▶ [Dataset items]:
>>
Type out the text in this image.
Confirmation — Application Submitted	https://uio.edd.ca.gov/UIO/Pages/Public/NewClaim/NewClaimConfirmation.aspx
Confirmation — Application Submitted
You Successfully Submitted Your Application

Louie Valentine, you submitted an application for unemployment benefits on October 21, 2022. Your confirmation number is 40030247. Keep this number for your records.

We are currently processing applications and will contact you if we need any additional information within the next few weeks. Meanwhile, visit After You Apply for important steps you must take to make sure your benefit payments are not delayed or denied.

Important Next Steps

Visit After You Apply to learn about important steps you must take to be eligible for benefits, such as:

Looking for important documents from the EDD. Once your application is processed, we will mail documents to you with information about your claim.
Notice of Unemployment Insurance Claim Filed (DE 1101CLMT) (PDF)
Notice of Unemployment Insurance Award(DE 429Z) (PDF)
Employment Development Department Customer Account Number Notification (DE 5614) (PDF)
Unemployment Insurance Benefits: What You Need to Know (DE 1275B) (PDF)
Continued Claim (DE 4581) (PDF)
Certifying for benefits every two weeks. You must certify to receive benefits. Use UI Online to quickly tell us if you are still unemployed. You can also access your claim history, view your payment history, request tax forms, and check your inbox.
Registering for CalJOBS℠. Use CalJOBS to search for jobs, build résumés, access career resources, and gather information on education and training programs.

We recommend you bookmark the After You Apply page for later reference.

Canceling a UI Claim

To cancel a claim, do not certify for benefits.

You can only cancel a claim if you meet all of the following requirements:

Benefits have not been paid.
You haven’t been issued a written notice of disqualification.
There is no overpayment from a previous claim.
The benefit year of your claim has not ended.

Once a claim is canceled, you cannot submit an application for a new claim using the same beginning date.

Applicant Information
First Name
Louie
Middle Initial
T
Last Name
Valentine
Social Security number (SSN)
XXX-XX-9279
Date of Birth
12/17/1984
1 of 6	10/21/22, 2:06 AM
<<
▶ [Exercise task]: Repeat each record in full; every line must match exactly.

▶ [Response for this exercise]:
Type out the text in this image.
Confirmation — Application Submitted	https://uio.edd.ca.gov/UIO/Pages/Public/NewClaim/NewClaimConfirmation.aspx
Confirmation — Application Submitted
You Successfully Submitted Your Application

Louie Valentine, you submitted an application for unemployment benefits on October 21, 2022. Your confirmation number is 40030247. Keep this number for your records.

We are currently processing applications and will contact you if we need any additional information within the next few weeks. Meanwhile, visit After You Apply for important steps you must take to make sure your benefit payments are not delayed or denied.

Important Next Steps

Visit After You Apply to learn about important steps you must take to be eligible for benefits, such as:

Looking for important documents from the EDD. Once your application is processed, we will mail documents to you with information about your claim.
Notice of Unemployment Insurance Claim Filed (DE 1101CLMT) (PDF)
Notice of Unemployment Insurance Award(DE 429Z) (PDF)
Employment Development Department Customer Account Number Notification (DE 5614) (PDF)
Unemployment Insurance Benefits: What You Need to Know (DE 1275B) (PDF)
Continued Claim (DE 4581) (PDF)
Certifying for benefits every two weeks. You must certify to receive benefits. Use UI Online to quickly tell us if you are still unemployed. You can also access your claim history, view your payment history, request tax forms, and check your inbox.
Registering for CalJOBS℠. Use CalJOBS to search for jobs, build résumés, access career resources, and gather information on education and training programs.

We recommend you bookmark the After You Apply page for later reference.

Canceling a UI Claim

To cancel a claim, do not certify for benefits.

You can only cancel a claim if you meet all of the following requirements:

Benefits have not been paid.
You haven’t been issued a written notice of disqualification.
There is no overpayment from a previous claim.
The benefit year of your claim has not ended.

Once a claim is canceled, you cannot submit an application for a new claim using the same beginning date.

Applicant Information
First Name
Louie
Middle Initial
T
Last Name
Valentine
Social Security number (SSN)
XXX-XX-9279
Date of Birth
12/17/1984
1 of 6	10/21/22, 2:06 AM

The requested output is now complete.